• _Goal_: In the listing below, pick out lines with "down".

(Dataset items)
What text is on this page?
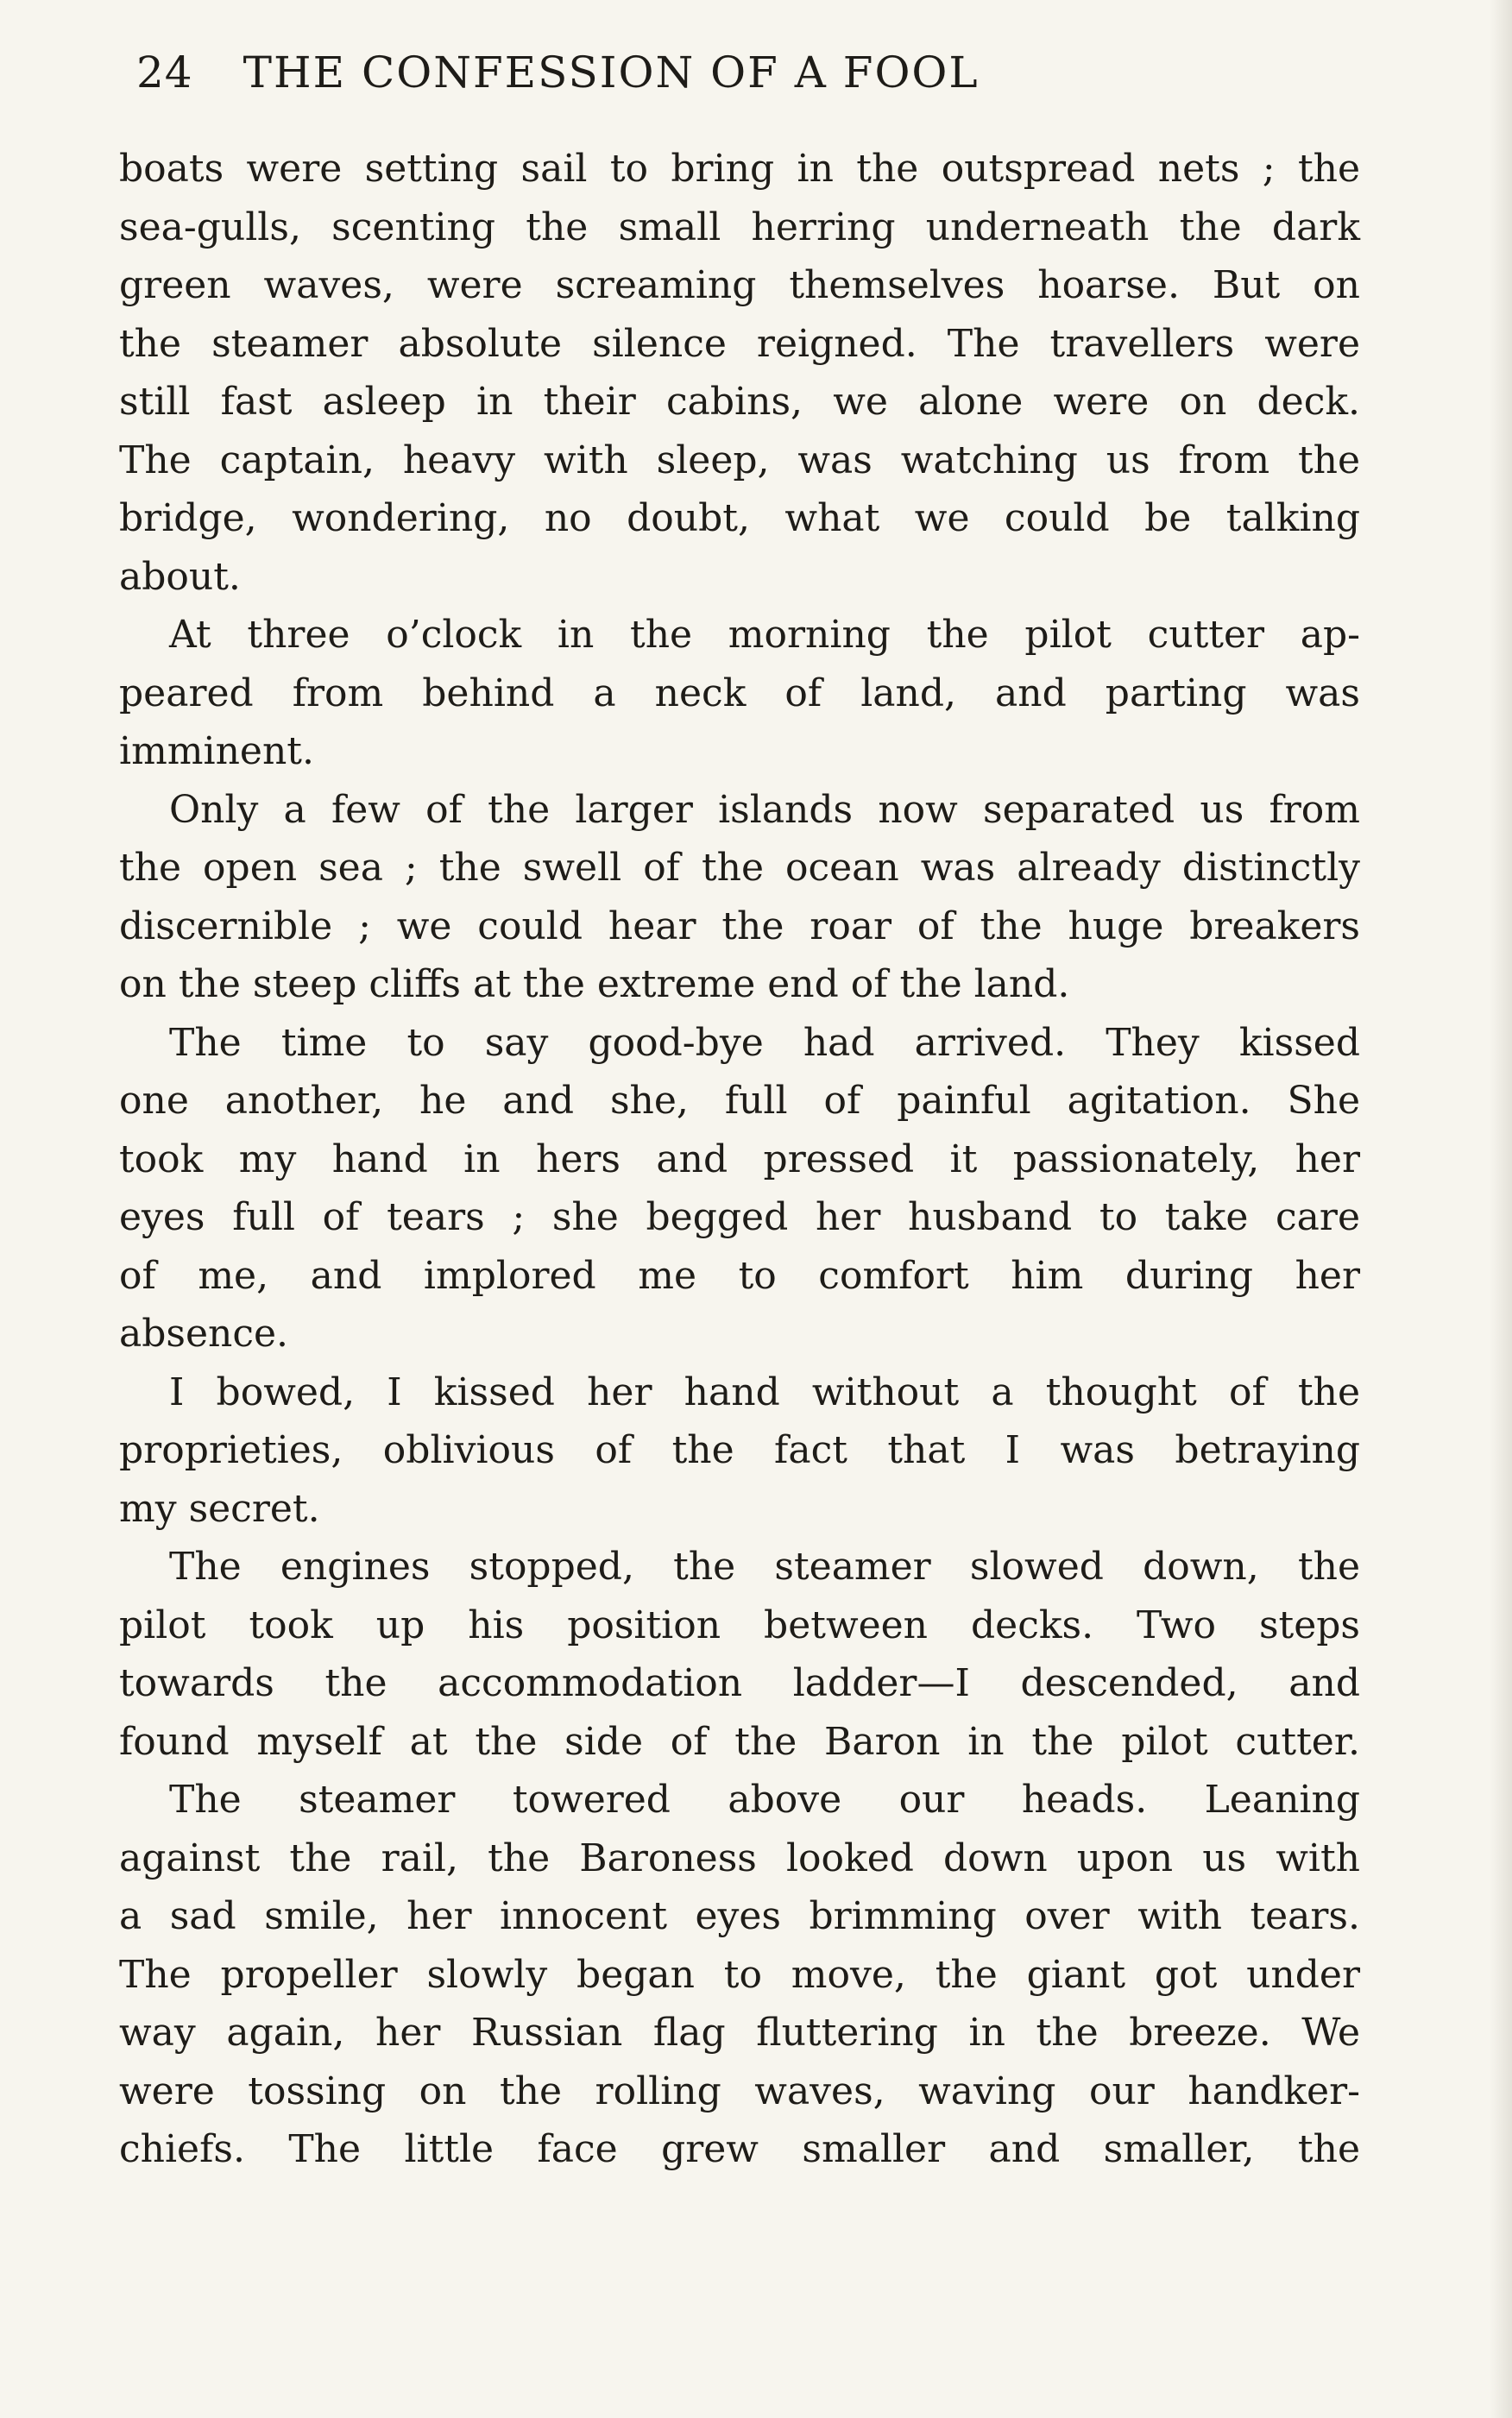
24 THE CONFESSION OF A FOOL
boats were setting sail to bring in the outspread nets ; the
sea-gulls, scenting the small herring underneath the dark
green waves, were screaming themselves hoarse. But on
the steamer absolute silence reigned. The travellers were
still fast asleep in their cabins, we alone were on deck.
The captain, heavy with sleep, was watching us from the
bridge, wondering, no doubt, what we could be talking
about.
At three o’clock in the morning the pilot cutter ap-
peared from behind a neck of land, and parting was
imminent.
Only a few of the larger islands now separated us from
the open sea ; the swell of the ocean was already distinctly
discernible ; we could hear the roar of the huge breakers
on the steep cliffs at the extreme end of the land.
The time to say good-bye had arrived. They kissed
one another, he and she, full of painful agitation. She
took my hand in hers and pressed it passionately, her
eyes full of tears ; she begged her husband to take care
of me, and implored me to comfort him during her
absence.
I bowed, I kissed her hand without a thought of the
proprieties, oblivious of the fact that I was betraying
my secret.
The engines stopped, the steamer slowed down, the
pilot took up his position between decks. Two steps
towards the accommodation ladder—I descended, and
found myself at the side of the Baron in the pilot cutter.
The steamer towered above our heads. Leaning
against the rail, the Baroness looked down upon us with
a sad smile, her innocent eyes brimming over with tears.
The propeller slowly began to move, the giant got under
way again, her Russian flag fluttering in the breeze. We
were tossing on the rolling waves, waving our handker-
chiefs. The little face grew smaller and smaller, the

--

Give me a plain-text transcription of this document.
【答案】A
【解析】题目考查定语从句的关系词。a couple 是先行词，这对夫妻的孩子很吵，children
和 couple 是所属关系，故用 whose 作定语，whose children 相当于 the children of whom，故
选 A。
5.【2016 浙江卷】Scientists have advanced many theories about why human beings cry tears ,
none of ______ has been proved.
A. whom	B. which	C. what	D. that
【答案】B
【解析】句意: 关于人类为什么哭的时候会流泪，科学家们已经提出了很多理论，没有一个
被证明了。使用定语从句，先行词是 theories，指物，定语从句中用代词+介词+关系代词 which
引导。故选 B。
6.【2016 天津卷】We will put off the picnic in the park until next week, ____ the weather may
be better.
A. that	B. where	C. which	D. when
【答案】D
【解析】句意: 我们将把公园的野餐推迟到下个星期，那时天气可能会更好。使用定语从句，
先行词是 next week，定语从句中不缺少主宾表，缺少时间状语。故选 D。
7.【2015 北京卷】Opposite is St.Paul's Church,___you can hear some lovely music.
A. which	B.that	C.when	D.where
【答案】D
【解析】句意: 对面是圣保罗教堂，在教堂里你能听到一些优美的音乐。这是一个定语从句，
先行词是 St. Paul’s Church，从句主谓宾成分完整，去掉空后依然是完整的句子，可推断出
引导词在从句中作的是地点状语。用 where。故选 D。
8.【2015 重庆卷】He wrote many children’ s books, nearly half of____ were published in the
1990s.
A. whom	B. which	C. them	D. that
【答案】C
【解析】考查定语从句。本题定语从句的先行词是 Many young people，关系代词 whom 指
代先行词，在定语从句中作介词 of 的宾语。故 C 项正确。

• _Task answer_:
The engines stopped, the steamer slowed down, the
against the rail, the Baroness looked down upon us with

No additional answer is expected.